About this exercise - Find all lines in the records that include the word "content", and copy them out.

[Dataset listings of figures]
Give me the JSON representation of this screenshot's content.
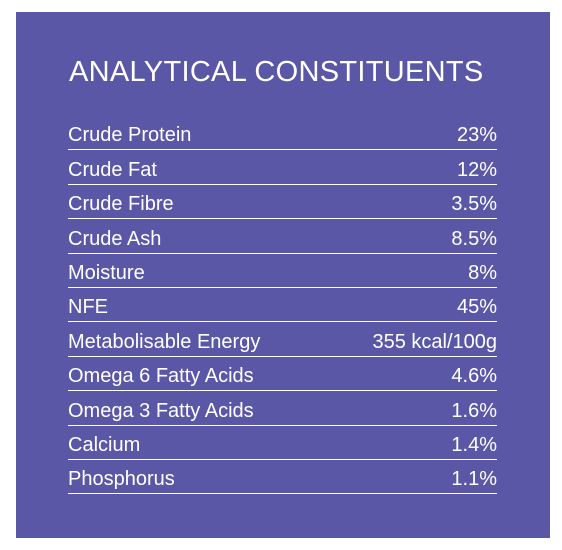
{
  "title": "ANALYTICAL CONSTITUENTS",
  "rows": [
    {
      "label": "Crude Protein",
      "value": "23%"
    },
    {
      "label": "Crude Fat",
      "value": "12%"
    },
    {
      "label": "Crude Fibre",
      "value": "3.5%"
    },
    {
      "label": "Crude Ash",
      "value": "8.5%"
    },
    {
      "label": "Moisture",
      "value": "8%"
    },
    {
      "label": "NFE",
      "value": "45%"
    },
    {
      "label": "Metabolisable Energy",
      "value": "355 kcal/100g"
    },
    {
      "label": "Omega 6 Fatty Acids",
      "value": "4.6%"
    },
    {
      "label": "Omega 3 Fatty Acids",
      "value": "1.6%"
    },
    {
      "label": "Calcium",
      "value": "1.4%"
    },
    {
      "label": "Phosphorus",
      "value": "1.1%"
    }
  ],
  "colors": {
    "panel_background": "#5a58a6",
    "text": "#ffffff"
  }
}
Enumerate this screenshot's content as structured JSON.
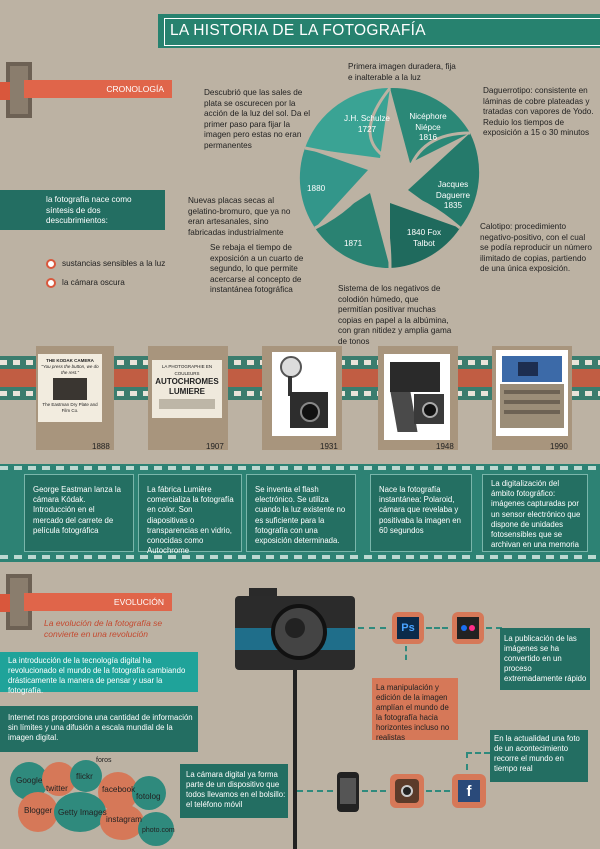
{
  "title": "LA HISTORIA DE LA FOTOGRAFÍA",
  "cronologia": {
    "label": "CRONOLOGÍA",
    "intro": "la fotografía nace como síntesis de dos descubrimientos:",
    "bullets": [
      "sustancias sensibles a la luz",
      "la cámara oscura"
    ]
  },
  "aperture": {
    "years": [
      {
        "name": "J.H. Schulze",
        "year": "1727"
      },
      {
        "name": "Nicéphore Niépce",
        "year": "1816"
      },
      {
        "name": "Jacques Daguerre",
        "year": "1835"
      },
      {
        "name": "1840 Fox Talbot",
        "year": ""
      },
      {
        "name": "1871",
        "year": ""
      },
      {
        "name": "1880",
        "year": ""
      }
    ],
    "notes": {
      "schulze": "Descubrió que las sales de plata se oscurecen por la acción de la luz del sol. Da el primer paso para fijar la imagen pero estas no eran permanentes",
      "niepce": "Primera imagen duradera, fija e inalterable a la luz",
      "daguerre": "Daguerrotipo: consistente en láminas de cobre plateadas y tratadas con vapores de Yodo. Reduio los tiempos de exposición a 15 o 30 minutos",
      "talbot": "Calotipo: procedimiento negativo-positivo, con el cual se podía reproducir un número ilimitado de copias, partiendo de una única exposición.",
      "y1871": "Sistema de los negativos de colodión húmedo, que permitían positivar muchas copias en papel a la albúmina, con gran nitidez y amplia gama de tonos",
      "y1880a": "Nuevas placas secas al gelatino-bromuro, que ya no eran artesanales, sino fabricadas industrialmente",
      "y1880b": "Se rebaja el tiempo de exposición a un cuarto de segundo, lo que permite acercarse al concepto de instantánea fotográfica"
    }
  },
  "timeline": [
    {
      "year": "1888",
      "text": "George Eastman lanza la cámara Kódak. Introducción en el mercado del carrete de película fotográfica"
    },
    {
      "year": "1907",
      "text": "La fábrica Lumière comercializa la fotografía en color. Son diapositivas o transparencias en vidrio, conocidas como Autochrome"
    },
    {
      "year": "1931",
      "text": "Se inventa el flash electrónico. Se utiliza cuando la luz existente no es suficiente para la fotografía con una exposición determinada."
    },
    {
      "year": "1948",
      "text": "Nace la fotografía instantánea: Polaroid, cámara que revelaba y positivaba la imagen en 60 segundos"
    },
    {
      "year": "1990",
      "text": "La digitalización del ámbito fotográfico: imágenes capturadas por un sensor electrónico que dispone de unidades fotosensibles que se archivan en una memoria"
    }
  ],
  "posters": {
    "kodak": [
      "THE KODAK CAMERA",
      "\"You press the button, we do the rest.\"",
      "The Eastman Dry Plate and Film Co."
    ],
    "lumiere": [
      "LA PHOTOGRAPHIE EN COULEURS",
      "AUTOCHROMES",
      "LUMIERE"
    ]
  },
  "evolucion": {
    "label": "EVOLUCIÓN",
    "subtitle": "La evolución de la fotografía se convierte en una revolución",
    "p1": "La introducción de la tecnología digital ha revolucionado el mundo de la fotografía cambiando drásticamente la manera de pensar y usar la fotografía.",
    "p2": "Internet nos proporciona una cantidad de información sin límites y una difusión a escala mundial de la imagen digital.",
    "camera": "La cámara digital ya forma parte de un dispositivo que todos llevamos en el bolsillo: el teléfono móvil",
    "edit": "La manipulación y edición de la imagen amplían el mundo de la fotografía hacia horizontes incluso no realistas",
    "publish": "La publicación de las imágenes se ha convertido en un proceso extremadamente rápido",
    "now": "En la actualidad una foto de un acontecimiento recorre el mundo en tiempo real",
    "ps": "Ps",
    "fb": "f",
    "bubbles": [
      "foros",
      "Google",
      "twitter",
      "flickr",
      "facebook",
      "fotolog",
      "Blogger",
      "Getty Images",
      "instagram",
      "photo.com"
    ]
  },
  "colors": {
    "teal": "#27826f",
    "dark_teal": "#236e62",
    "orange": "#e0654a",
    "bg": "#bcb2a3",
    "film": "#3b7d6e"
  }
}
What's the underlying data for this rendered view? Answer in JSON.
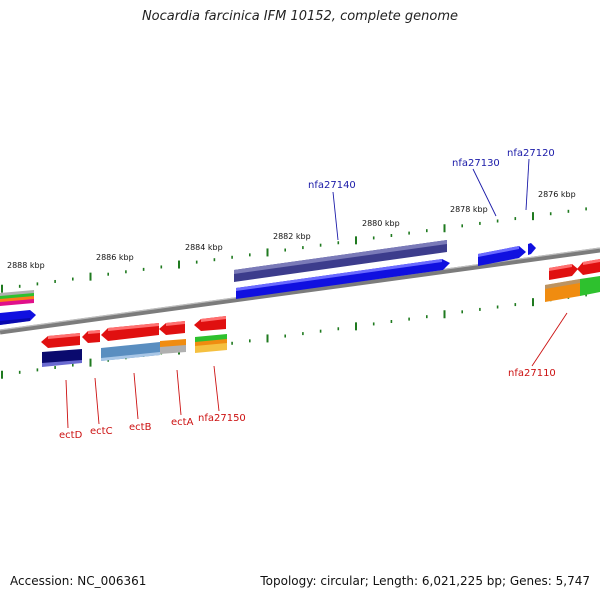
{
  "title": "Nocardia farcinica IFM 10152, complete genome",
  "footer": {
    "accession": "Accession: NC_006361",
    "summary": "Topology: circular; Length: 6,021,225 bp; Genes: 5,747"
  },
  "ticks": [
    "2888 kbp",
    "2886 kbp",
    "2884 kbp",
    "2882 kbp",
    "2880 kbp",
    "2878 kbp",
    "2876 kbp"
  ],
  "gene_labels": {
    "nfa27140": "nfa27140",
    "nfa27130": "nfa27130",
    "nfa27120": "nfa27120",
    "nfa27110": "nfa27110",
    "ectD": "ectD",
    "ectC": "ectC",
    "ectB": "ectB",
    "ectA": "ectA",
    "nfa27150": "nfa27150"
  },
  "colors": {
    "forward_label": "#1a1aa8",
    "reverse_label": "#cc1111",
    "tick": "#1f7a1f",
    "backbone": "#808080",
    "cds_blue": "#1010e0",
    "cds_purple": "#3c3c8c",
    "cds_red": "#e01010",
    "cds_navy": "#0a0a6e",
    "cds_steel": "#5a8ec0",
    "cds_orange": "#f08c10",
    "cds_green": "#2ec12e"
  }
}
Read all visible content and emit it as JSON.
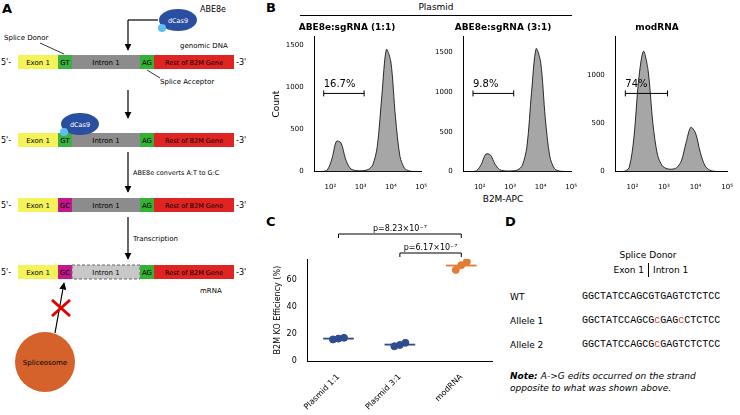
{
  "panel_a": {
    "label": "A",
    "enzyme": "ABE8e",
    "protein": "dCas9",
    "dna_label": "genomic DNA",
    "splice_donor": "Splice Donor",
    "splice_acceptor": "Splice Acceptor",
    "five_prime": "5'-",
    "three_prime": "-3'",
    "segments": {
      "exon": "Exon 1",
      "donor": "GT",
      "intron": "Intron 1",
      "acceptor": "AG",
      "rest": "Rest of B2M Gene"
    },
    "edited_donor": "GC",
    "steps": [
      "ABE8e converts A:T to G:C",
      "Transcription"
    ],
    "mrna_label": "mRNA",
    "spliceosome": "Spliceosome"
  },
  "panel_b": {
    "label": "B",
    "group_label": "Plasmid",
    "x_label": "B2M-APC"
  },
  "panel_c": {
    "label": "C"
  },
  "chart_data": [
    {
      "type": "area",
      "title": "ABE8e:sgRNA (1:1)",
      "color": "#a6a6a6",
      "log": "x",
      "grid": false,
      "x": [
        40,
        56,
        79,
        112,
        158,
        224,
        316,
        447,
        631,
        891,
        1259,
        1778,
        2512,
        3548,
        5012,
        7079,
        10000,
        14125,
        19953,
        28184,
        39811,
        56234,
        79433
      ],
      "values": [
        0,
        2,
        20,
        150,
        360,
        340,
        150,
        40,
        15,
        10,
        12,
        25,
        80,
        300,
        900,
        1450,
        1300,
        650,
        180,
        40,
        8,
        2,
        0
      ],
      "xlim": [
        30,
        100000
      ],
      "xticks": [
        {
          "value": 100,
          "label": "10²"
        },
        {
          "value": 1000,
          "label": "10³"
        },
        {
          "value": 10000,
          "label": "10⁴"
        },
        {
          "value": 100000,
          "label": "10⁵"
        }
      ],
      "ylim": [
        0,
        1600
      ],
      "yticks": [
        0,
        500,
        1000,
        1500
      ],
      "y_label": "Count",
      "gate": {
        "range": [
          60,
          1300
        ],
        "value": 16.7,
        "label": "16.7%"
      }
    },
    {
      "type": "area",
      "title": "ABE8e:sgRNA (3:1)",
      "color": "#a6a6a6",
      "log": "x",
      "grid": false,
      "x": [
        40,
        56,
        79,
        112,
        158,
        224,
        316,
        447,
        631,
        891,
        1259,
        1778,
        2512,
        3548,
        5012,
        7079,
        10000,
        14125,
        19953,
        28184,
        39811,
        56234,
        79433
      ],
      "values": [
        0,
        1,
        12,
        90,
        220,
        210,
        95,
        25,
        10,
        8,
        10,
        22,
        80,
        320,
        1000,
        1550,
        1380,
        680,
        190,
        40,
        8,
        2,
        0
      ],
      "xlim": [
        30,
        100000
      ],
      "xticks": [
        {
          "value": 100,
          "label": "10²"
        },
        {
          "value": 1000,
          "label": "10³"
        },
        {
          "value": 10000,
          "label": "10⁴"
        },
        {
          "value": 100000,
          "label": "10⁵"
        }
      ],
      "ylim": [
        0,
        1700
      ],
      "yticks": [
        0,
        500,
        1000,
        1500
      ],
      "gate": {
        "range": [
          60,
          1300
        ],
        "value": 9.8,
        "label": "9.8%"
      }
    },
    {
      "type": "area",
      "title": "modRNA",
      "color": "#a6a6a6",
      "log": "x",
      "grid": false,
      "x": [
        40,
        56,
        79,
        112,
        158,
        224,
        316,
        447,
        631,
        891,
        1259,
        1778,
        2512,
        3548,
        5012,
        7079,
        10000,
        14125,
        19953,
        28184,
        39811,
        56234,
        79433
      ],
      "values": [
        0,
        3,
        40,
        350,
        950,
        1250,
        1050,
        500,
        170,
        60,
        30,
        25,
        40,
        110,
        300,
        460,
        400,
        200,
        60,
        15,
        3,
        1,
        0
      ],
      "xlim": [
        30,
        100000
      ],
      "xticks": [
        {
          "value": 100,
          "label": "10²"
        },
        {
          "value": 1000,
          "label": "10³"
        },
        {
          "value": 10000,
          "label": "10⁴"
        },
        {
          "value": 100000,
          "label": "10⁵"
        }
      ],
      "ylim": [
        0,
        1400
      ],
      "yticks": [
        0,
        500,
        1000
      ],
      "gate": {
        "range": [
          60,
          1300
        ],
        "value": 74,
        "label": "74%"
      }
    },
    {
      "type": "dot",
      "grid": false,
      "categories": [
        "Plasmid 1:1",
        "Plasmid 3:1",
        "modRNA"
      ],
      "values": [
        [
          16.0,
          16.6,
          17.2
        ],
        [
          11.0,
          12.0,
          13.5
        ],
        [
          67.0,
          70.5,
          73.0
        ]
      ],
      "means": [
        16.6,
        12.2,
        70.2
      ],
      "colors": [
        "#2e4c8f",
        "#2e4c8f",
        "#e57a35"
      ],
      "ylim": [
        0,
        75
      ],
      "yticks": [
        0,
        20,
        40,
        60
      ],
      "y_label": "B2M KO Efficiency (%)",
      "comparisons": [
        {
          "between": [
            "Plasmid 1:1",
            "modRNA"
          ],
          "label": "p=8.23×10⁻⁷"
        },
        {
          "between": [
            "Plasmid 3:1",
            "modRNA"
          ],
          "label": "p=6.17×10⁻⁷"
        }
      ]
    }
  ],
  "panel_d": {
    "label": "D",
    "header": "Splice Donor",
    "regions": [
      "Exon 1",
      "Intron 1"
    ],
    "sequences": [
      {
        "name": "WT",
        "exon": "GGCTATCCAGC",
        "intron": "GTGAGTCTCTCC"
      },
      {
        "name": "Allele 1",
        "exon": "GGCTATCCAGC",
        "intron": "GcGAGcCTCTCC"
      },
      {
        "name": "Allele 2",
        "exon": "GGCTATCCAGC",
        "intron": "GcGAGTCTCTCC"
      }
    ],
    "note": {
      "lead": "Note:",
      "text": "A->G edits occurred on the strand opposite to what was shown above."
    }
  }
}
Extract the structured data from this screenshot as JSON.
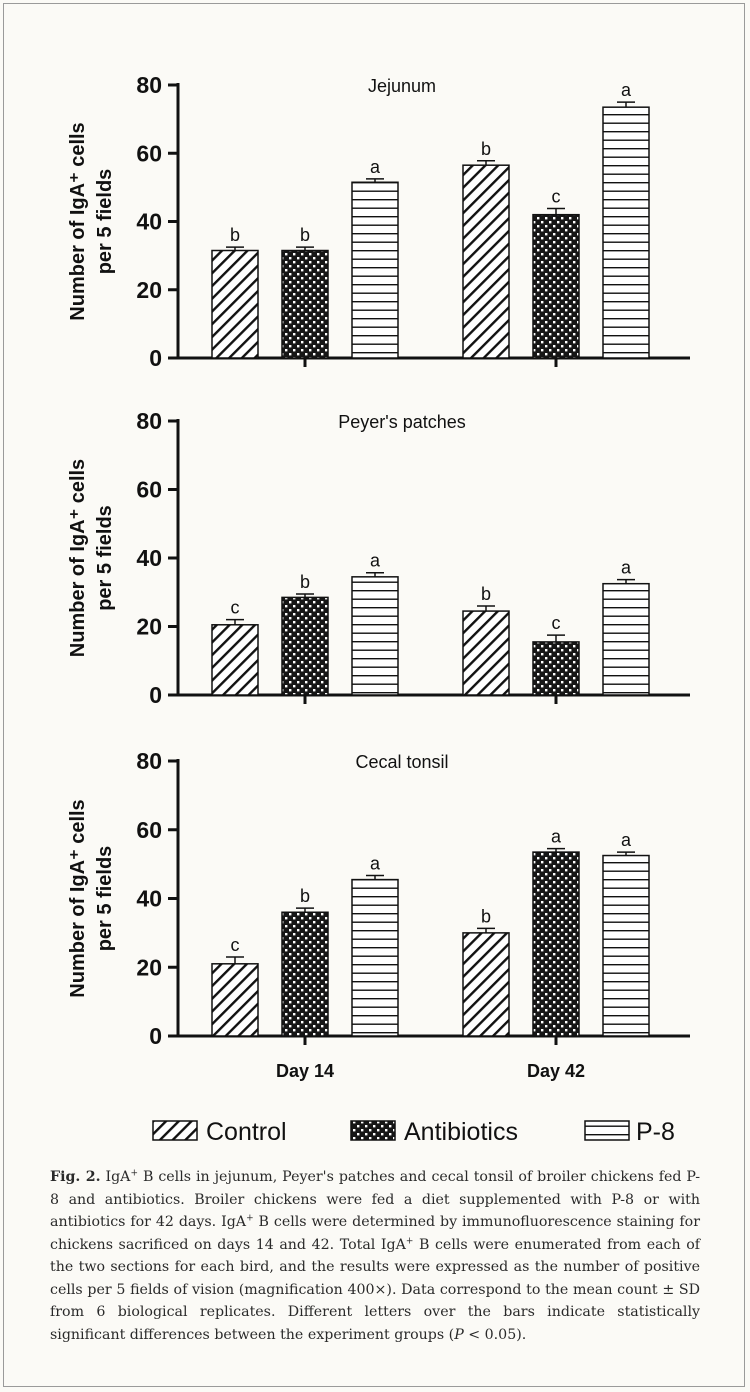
{
  "colors": {
    "ink": "#111111",
    "background": "#fbfaf6",
    "caption": "#2a2a2a"
  },
  "legend": [
    {
      "label": "Control",
      "pattern": "diagonal-hatch"
    },
    {
      "label": "Antibiotics",
      "pattern": "dots"
    },
    {
      "label": "P-8",
      "pattern": "horizontal-lines"
    }
  ],
  "chart_data": [
    {
      "type": "bar",
      "title": "Jejunum",
      "ylabel": "Number of IgA⁺ cells per 5 fields",
      "ylim": [
        0,
        80
      ],
      "yticks": [
        0,
        20,
        40,
        60,
        80
      ],
      "categories": [
        "Day 14",
        "Day 42"
      ],
      "show_category_labels": false,
      "series": [
        {
          "name": "Control",
          "values": [
            31.5,
            56.5
          ],
          "errors": [
            1,
            1.3
          ],
          "letters": [
            "b",
            "b"
          ]
        },
        {
          "name": "Antibiotics",
          "values": [
            31.5,
            42
          ],
          "errors": [
            1,
            1.8
          ],
          "letters": [
            "b",
            "c"
          ]
        },
        {
          "name": "P-8",
          "values": [
            51.5,
            73.5
          ],
          "errors": [
            1,
            1.5
          ],
          "letters": [
            "a",
            "a"
          ]
        }
      ]
    },
    {
      "type": "bar",
      "title": "Peyer's patches",
      "ylabel": "Number of IgA⁺ cells per 5 fields",
      "ylim": [
        0,
        80
      ],
      "yticks": [
        0,
        20,
        40,
        60,
        80
      ],
      "categories": [
        "Day 14",
        "Day 42"
      ],
      "show_category_labels": false,
      "series": [
        {
          "name": "Control",
          "values": [
            20.5,
            24.5
          ],
          "errors": [
            1.5,
            1.5
          ],
          "letters": [
            "c",
            "b"
          ]
        },
        {
          "name": "Antibiotics",
          "values": [
            28.5,
            15.5
          ],
          "errors": [
            1,
            2
          ],
          "letters": [
            "b",
            "c"
          ]
        },
        {
          "name": "P-8",
          "values": [
            34.5,
            32.5
          ],
          "errors": [
            1.2,
            1.2
          ],
          "letters": [
            "a",
            "a"
          ]
        }
      ]
    },
    {
      "type": "bar",
      "title": "Cecal tonsil",
      "ylabel": "Number of IgA⁺ cells per 5 fields",
      "ylim": [
        0,
        80
      ],
      "yticks": [
        0,
        20,
        40,
        60,
        80
      ],
      "categories": [
        "Day 14",
        "Day 42"
      ],
      "show_category_labels": true,
      "series": [
        {
          "name": "Control",
          "values": [
            21,
            30
          ],
          "errors": [
            2,
            1.3
          ],
          "letters": [
            "c",
            "b"
          ]
        },
        {
          "name": "Antibiotics",
          "values": [
            36,
            53.5
          ],
          "errors": [
            1.2,
            1
          ],
          "letters": [
            "b",
            "a"
          ]
        },
        {
          "name": "P-8",
          "values": [
            45.5,
            52.5
          ],
          "errors": [
            1.2,
            1
          ],
          "letters": [
            "a",
            "a"
          ]
        }
      ]
    }
  ],
  "caption": {
    "fig_label": "Fig. 2.",
    "iga_before_sup": "IgA",
    "sup": "+",
    "part1": " B cells in jejunum, Peyer's patches and cecal tonsil of broiler chickens fed P-8 and antibiotics. Broiler chickens were fed a diet supplemented with P-8 or with antibiotics for 42 days. ",
    "part2": " B cells were determined by immunofluorescence staining for chickens sacrificed on days 14 and 42. Total ",
    "part3": " B cells were enumerated from each of the two sections for each bird, and the results were expressed as the number of positive cells per 5 fields of vision (magnification 400×). Data correspond to the mean count ± SD from 6 biological replicates. Different letters over the bars indicate statistically significant differences between the experiment groups (",
    "p_symbol": "P",
    "part4": " < 0.05)."
  }
}
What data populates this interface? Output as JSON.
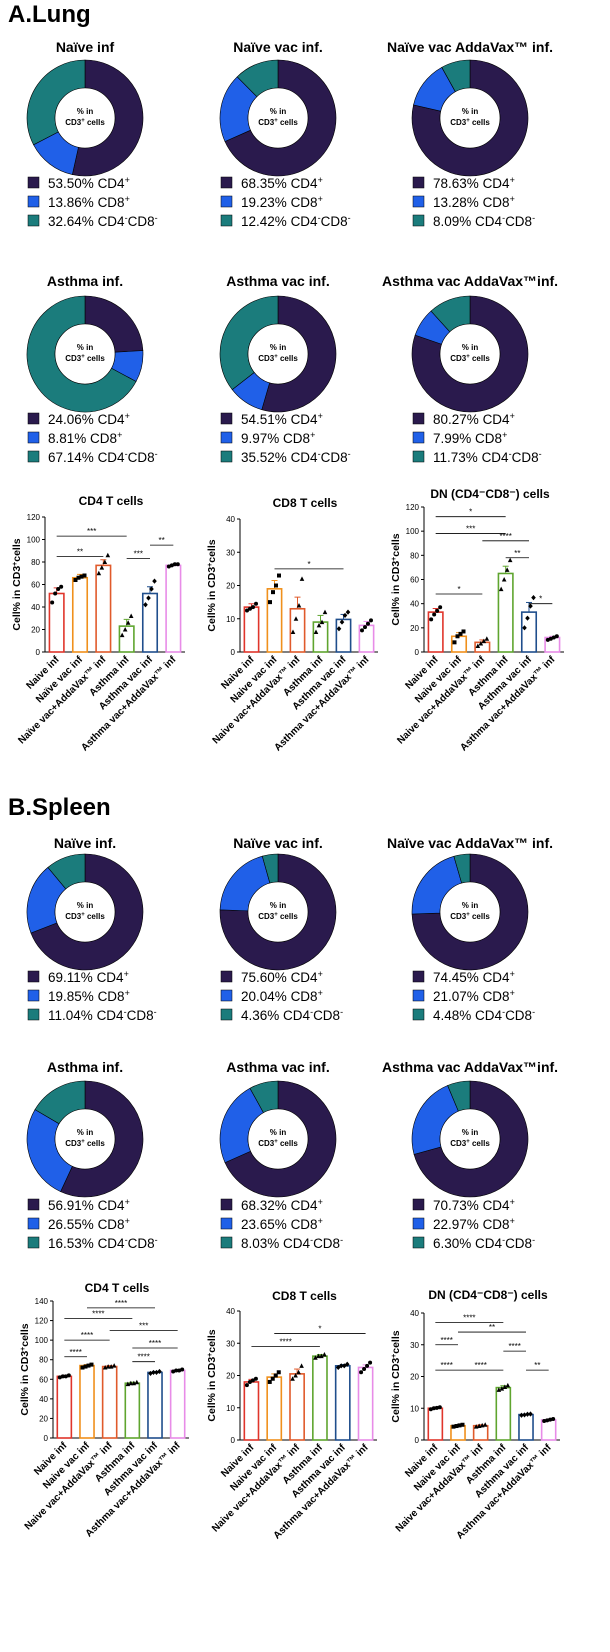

Written response -
Give me the JSON representation of this screenshot's content.
Enumerate this screenshot's content as structured JSON.
Read all visible content and emit it as JSON.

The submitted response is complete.